**Requirement**.
Tally every line of the listing where the string "certyfikatu" is found, and state the total alone.

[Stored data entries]

______________________________

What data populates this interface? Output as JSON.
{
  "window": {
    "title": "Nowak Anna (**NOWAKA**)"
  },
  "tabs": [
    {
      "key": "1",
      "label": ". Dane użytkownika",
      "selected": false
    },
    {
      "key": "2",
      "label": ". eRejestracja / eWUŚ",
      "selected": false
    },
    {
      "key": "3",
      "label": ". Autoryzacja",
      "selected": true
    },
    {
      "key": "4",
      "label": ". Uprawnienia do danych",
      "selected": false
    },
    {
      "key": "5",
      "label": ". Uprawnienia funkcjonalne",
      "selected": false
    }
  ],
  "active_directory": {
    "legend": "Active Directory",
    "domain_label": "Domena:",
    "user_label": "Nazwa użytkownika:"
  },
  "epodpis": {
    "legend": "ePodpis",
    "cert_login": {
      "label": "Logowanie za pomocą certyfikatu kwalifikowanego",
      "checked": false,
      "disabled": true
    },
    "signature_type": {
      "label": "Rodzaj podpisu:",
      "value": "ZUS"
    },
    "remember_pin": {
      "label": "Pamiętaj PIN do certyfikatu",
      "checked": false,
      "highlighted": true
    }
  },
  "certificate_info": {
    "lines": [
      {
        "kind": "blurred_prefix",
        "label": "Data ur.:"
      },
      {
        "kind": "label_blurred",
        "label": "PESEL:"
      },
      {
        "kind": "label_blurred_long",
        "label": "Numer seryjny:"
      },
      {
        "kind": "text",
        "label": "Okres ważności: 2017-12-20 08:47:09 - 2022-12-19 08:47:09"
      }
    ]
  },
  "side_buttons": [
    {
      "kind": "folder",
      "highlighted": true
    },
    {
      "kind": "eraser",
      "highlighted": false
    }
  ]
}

______________________________

**The answer**.
2